[Materials provided]
• • • •

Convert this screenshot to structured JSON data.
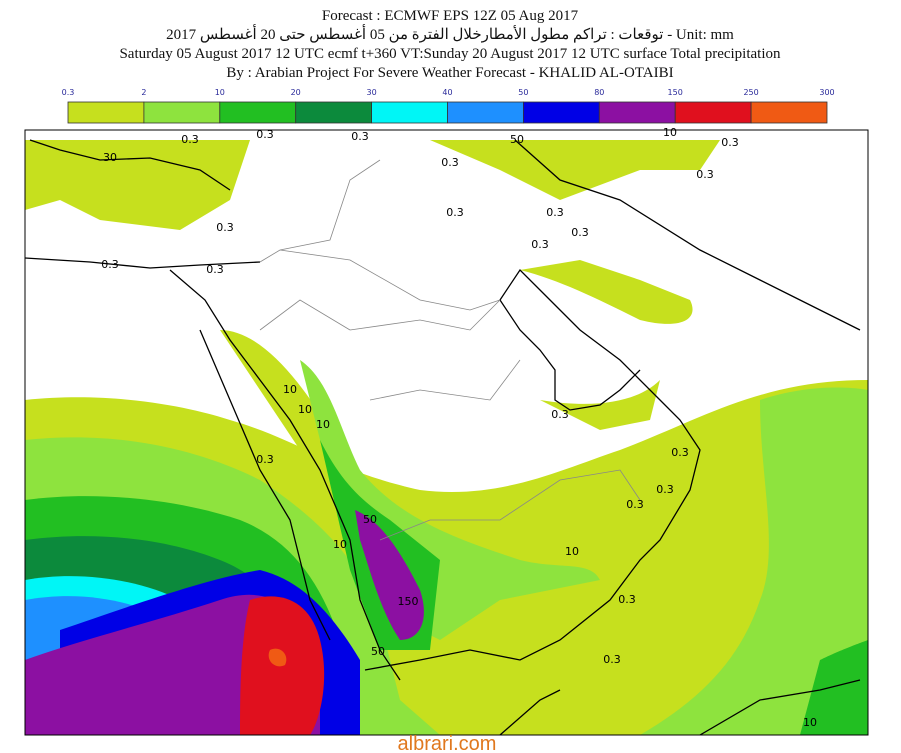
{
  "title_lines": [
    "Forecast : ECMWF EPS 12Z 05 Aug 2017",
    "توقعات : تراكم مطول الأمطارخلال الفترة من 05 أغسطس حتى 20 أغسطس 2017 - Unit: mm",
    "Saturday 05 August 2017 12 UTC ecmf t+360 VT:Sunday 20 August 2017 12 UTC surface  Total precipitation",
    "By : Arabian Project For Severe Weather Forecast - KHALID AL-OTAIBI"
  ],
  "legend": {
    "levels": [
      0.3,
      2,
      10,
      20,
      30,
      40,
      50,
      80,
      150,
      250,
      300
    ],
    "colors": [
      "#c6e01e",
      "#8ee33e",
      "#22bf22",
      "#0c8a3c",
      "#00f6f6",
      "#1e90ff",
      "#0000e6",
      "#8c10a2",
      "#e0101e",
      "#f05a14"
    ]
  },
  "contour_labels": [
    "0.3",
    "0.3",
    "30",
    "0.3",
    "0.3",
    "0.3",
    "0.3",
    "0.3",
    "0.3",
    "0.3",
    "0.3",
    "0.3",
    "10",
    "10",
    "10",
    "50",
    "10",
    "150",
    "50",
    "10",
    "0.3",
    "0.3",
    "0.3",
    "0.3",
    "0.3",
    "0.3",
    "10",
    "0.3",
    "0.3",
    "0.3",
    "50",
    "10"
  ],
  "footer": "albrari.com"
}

• • • •

The records above must be transcribed exactly. Pictures are left out of the copy.

[Correct response]
Convert this screenshot to structured JSON data.
{
  "title_lines": [
    "Forecast : ECMWF EPS 12Z 05 Aug 2017",
    "توقعات : تراكم مطول الأمطارخلال الفترة من 05 أغسطس حتى 20 أغسطس 2017 - Unit: mm",
    "Saturday 05 August 2017 12 UTC ecmf t+360 VT:Sunday 20 August 2017 12 UTC surface  Total precipitation",
    "By : Arabian Project For Severe Weather Forecast - KHALID AL-OTAIBI"
  ],
  "legend": {
    "levels": [
      0.3,
      2,
      10,
      20,
      30,
      40,
      50,
      80,
      150,
      250,
      300
    ],
    "colors": [
      "#c6e01e",
      "#8ee33e",
      "#22bf22",
      "#0c8a3c",
      "#00f6f6",
      "#1e90ff",
      "#0000e6",
      "#8c10a2",
      "#e0101e",
      "#f05a14"
    ]
  },
  "contour_labels": [
    "0.3",
    "0.3",
    "30",
    "0.3",
    "0.3",
    "0.3",
    "0.3",
    "0.3",
    "0.3",
    "0.3",
    "0.3",
    "0.3",
    "10",
    "10",
    "10",
    "50",
    "10",
    "150",
    "50",
    "10",
    "0.3",
    "0.3",
    "0.3",
    "0.3",
    "0.3",
    "0.3",
    "10",
    "0.3",
    "0.3",
    "0.3",
    "50",
    "10"
  ],
  "footer": "albrari.com"
}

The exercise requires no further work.